Required task
In the entries, find all lines that hold the word "gedit" and copy them.

--- Begin Raw records ---

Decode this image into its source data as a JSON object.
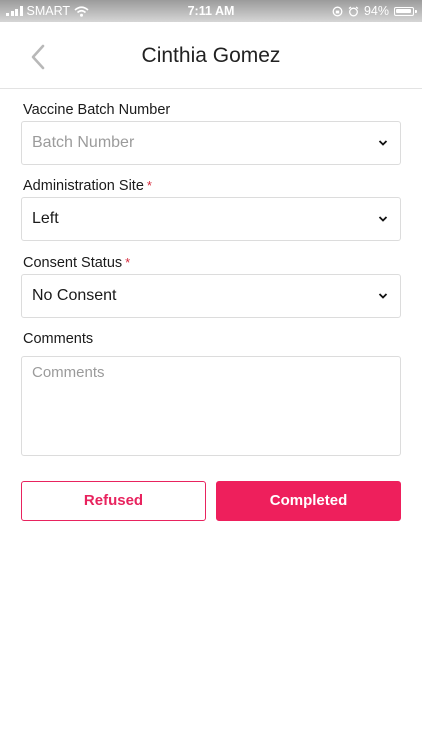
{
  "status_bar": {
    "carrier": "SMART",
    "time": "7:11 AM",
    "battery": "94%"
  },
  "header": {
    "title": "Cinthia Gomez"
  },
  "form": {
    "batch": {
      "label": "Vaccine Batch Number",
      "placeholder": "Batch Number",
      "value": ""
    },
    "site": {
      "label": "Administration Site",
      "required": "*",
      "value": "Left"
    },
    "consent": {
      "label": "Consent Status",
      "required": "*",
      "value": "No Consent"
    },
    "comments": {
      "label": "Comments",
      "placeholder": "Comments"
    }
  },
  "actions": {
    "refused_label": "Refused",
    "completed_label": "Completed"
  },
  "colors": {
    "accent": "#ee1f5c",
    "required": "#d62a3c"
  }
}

--- End Raw records ---
--- Begin Raw records ---

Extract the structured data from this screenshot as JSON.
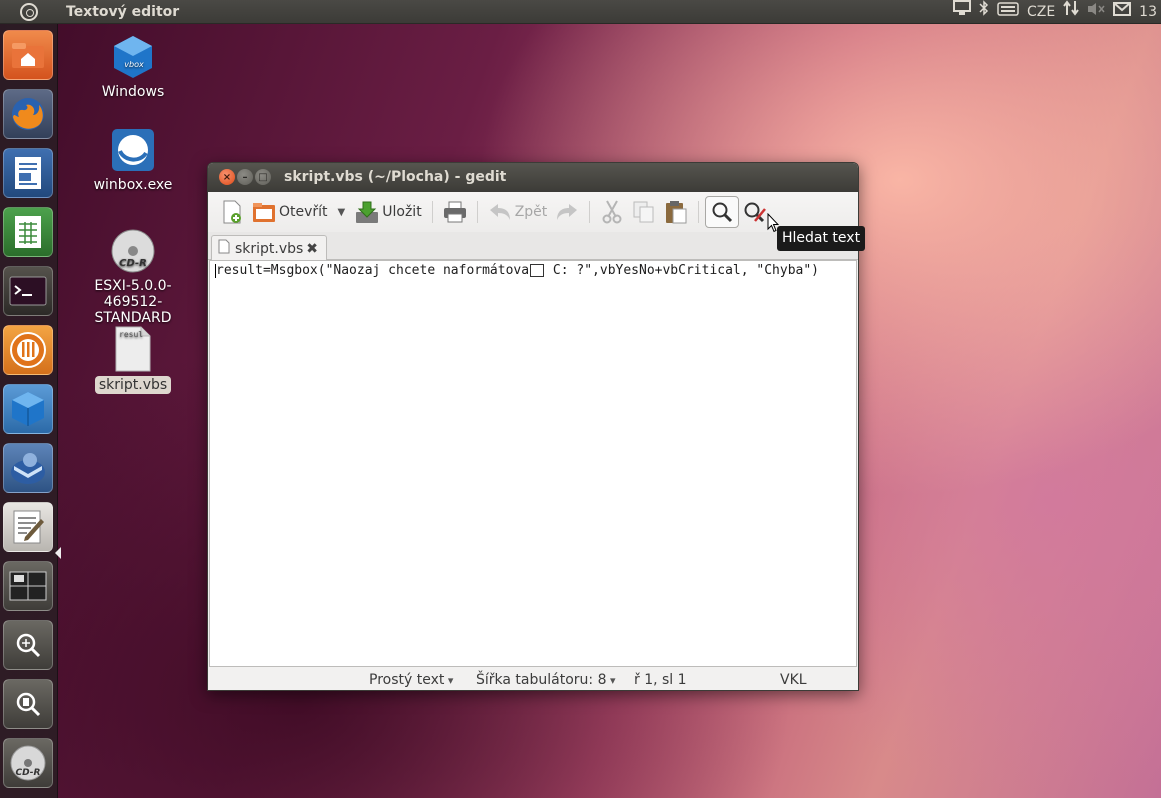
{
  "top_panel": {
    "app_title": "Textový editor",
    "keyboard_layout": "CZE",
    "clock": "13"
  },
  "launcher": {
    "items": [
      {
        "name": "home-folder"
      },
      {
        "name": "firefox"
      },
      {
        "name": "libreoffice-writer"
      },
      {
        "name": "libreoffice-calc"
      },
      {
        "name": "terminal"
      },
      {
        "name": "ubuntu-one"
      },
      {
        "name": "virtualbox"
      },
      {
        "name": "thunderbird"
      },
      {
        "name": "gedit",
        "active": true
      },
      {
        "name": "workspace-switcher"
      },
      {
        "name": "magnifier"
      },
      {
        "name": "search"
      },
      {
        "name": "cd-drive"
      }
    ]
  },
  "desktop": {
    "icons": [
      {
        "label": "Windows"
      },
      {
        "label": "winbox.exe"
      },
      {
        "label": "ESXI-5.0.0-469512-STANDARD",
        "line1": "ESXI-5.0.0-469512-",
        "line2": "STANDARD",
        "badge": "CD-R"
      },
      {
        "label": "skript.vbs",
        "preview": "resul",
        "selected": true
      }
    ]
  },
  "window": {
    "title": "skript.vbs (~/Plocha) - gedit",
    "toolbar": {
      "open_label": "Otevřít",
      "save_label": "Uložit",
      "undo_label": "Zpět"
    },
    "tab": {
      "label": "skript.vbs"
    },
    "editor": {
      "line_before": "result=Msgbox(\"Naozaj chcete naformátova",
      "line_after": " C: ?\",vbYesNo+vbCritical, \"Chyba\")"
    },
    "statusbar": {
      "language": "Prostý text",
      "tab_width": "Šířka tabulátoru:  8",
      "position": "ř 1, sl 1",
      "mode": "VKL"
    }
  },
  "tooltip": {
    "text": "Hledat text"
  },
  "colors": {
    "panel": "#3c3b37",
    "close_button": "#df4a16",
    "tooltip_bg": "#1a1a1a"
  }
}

--- End Raw records ---
--- Begin Raw records ---

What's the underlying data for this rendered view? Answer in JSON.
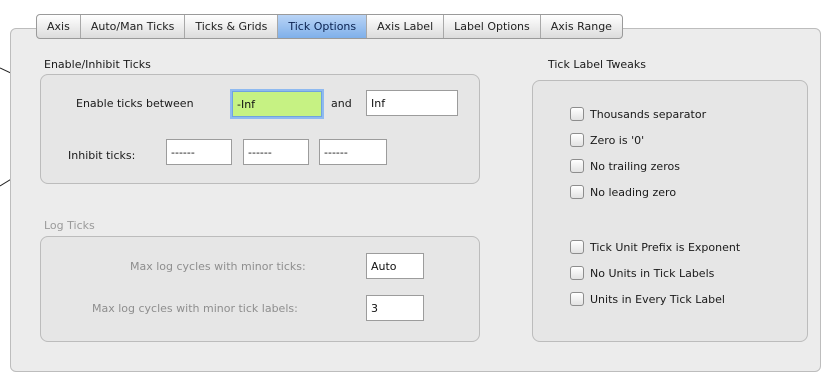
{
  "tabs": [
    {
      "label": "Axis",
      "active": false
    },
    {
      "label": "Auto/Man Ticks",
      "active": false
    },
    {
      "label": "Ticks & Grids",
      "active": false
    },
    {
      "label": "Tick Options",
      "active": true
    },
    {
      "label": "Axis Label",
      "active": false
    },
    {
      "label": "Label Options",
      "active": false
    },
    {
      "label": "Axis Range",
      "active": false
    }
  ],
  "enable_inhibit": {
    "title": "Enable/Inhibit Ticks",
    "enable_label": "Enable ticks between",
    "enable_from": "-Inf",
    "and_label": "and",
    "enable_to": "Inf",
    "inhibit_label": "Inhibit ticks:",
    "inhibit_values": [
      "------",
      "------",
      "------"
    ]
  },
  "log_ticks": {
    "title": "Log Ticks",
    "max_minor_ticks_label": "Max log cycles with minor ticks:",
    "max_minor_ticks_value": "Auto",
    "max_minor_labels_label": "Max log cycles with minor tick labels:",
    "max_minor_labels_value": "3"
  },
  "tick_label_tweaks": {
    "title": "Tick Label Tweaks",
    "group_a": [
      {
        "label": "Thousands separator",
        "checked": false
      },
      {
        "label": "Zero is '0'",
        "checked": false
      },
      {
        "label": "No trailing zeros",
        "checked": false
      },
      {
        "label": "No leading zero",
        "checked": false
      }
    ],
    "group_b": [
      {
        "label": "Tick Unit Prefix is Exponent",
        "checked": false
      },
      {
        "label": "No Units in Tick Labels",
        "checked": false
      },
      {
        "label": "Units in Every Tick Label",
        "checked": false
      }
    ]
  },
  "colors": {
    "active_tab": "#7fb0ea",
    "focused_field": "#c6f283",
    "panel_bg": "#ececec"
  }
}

--- End Raw records ---

Expected answer
        "name": "gedit",
    "title": "skript.vbs (~/Plocha) - gedit",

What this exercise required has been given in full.